BEGIN RECORD EXCERPTS
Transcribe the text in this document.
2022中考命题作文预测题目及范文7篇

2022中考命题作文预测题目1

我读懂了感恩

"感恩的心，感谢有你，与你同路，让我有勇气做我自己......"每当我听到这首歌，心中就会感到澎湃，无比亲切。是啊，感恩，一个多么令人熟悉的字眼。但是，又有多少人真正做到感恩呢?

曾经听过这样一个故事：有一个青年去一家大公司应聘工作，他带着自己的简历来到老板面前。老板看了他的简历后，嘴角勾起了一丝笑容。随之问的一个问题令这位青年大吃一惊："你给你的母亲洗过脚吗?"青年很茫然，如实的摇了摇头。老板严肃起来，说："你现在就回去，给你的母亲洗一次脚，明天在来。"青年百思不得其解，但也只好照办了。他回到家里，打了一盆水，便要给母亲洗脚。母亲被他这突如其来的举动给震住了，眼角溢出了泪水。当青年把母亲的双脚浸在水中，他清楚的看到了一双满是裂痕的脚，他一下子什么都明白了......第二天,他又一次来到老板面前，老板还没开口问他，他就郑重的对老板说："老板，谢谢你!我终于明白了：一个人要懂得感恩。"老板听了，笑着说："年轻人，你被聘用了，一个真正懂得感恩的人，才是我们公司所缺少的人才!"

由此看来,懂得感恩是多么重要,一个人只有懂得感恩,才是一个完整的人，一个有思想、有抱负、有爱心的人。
END RECORD EXCERPTS
EXERCISE PROMPT :: Send back every record, precisely as written.

SOLUTION BELOW ::
Transcribe the text in this document.
2022中考命题作文预测题目及范文7篇

2022中考命题作文预测题目1

我读懂了感恩

"感恩的心，感谢有你，与你同路，让我有勇气做我自己......"每当我听到这首歌，心中就会感到澎湃，无比亲切。是啊，感恩，一个多么令人熟悉的字眼。但是，又有多少人真正做到感恩呢?

曾经听过这样一个故事：有一个青年去一家大公司应聘工作，他带着自己的简历来到老板面前。老板看了他的简历后，嘴角勾起了一丝笑容。随之问的一个问题令这位青年大吃一惊："你给你的母亲洗过脚吗?"青年很茫然，如实的摇了摇头。老板严肃起来，说："你现在就回去，给你的母亲洗一次脚，明天在来。"青年百思不得其解，但也只好照办了。他回到家里，打了一盆水，便要给母亲洗脚。母亲被他这突如其来的举动给震住了，眼角溢出了泪水。当青年把母亲的双脚浸在水中，他清楚的看到了一双满是裂痕的脚，他一下子什么都明白了......第二天,他又一次来到老板面前，老板还没开口问他，他就郑重的对老板说："老板，谢谢你!我终于明白了：一个人要懂得感恩。"老板听了，笑着说："年轻人，你被聘用了，一个真正懂得感恩的人，才是我们公司所缺少的人才!"

由此看来,懂得感恩是多么重要,一个人只有懂得感恩,才是一个完整的人，一个有思想、有抱负、有爱心的人。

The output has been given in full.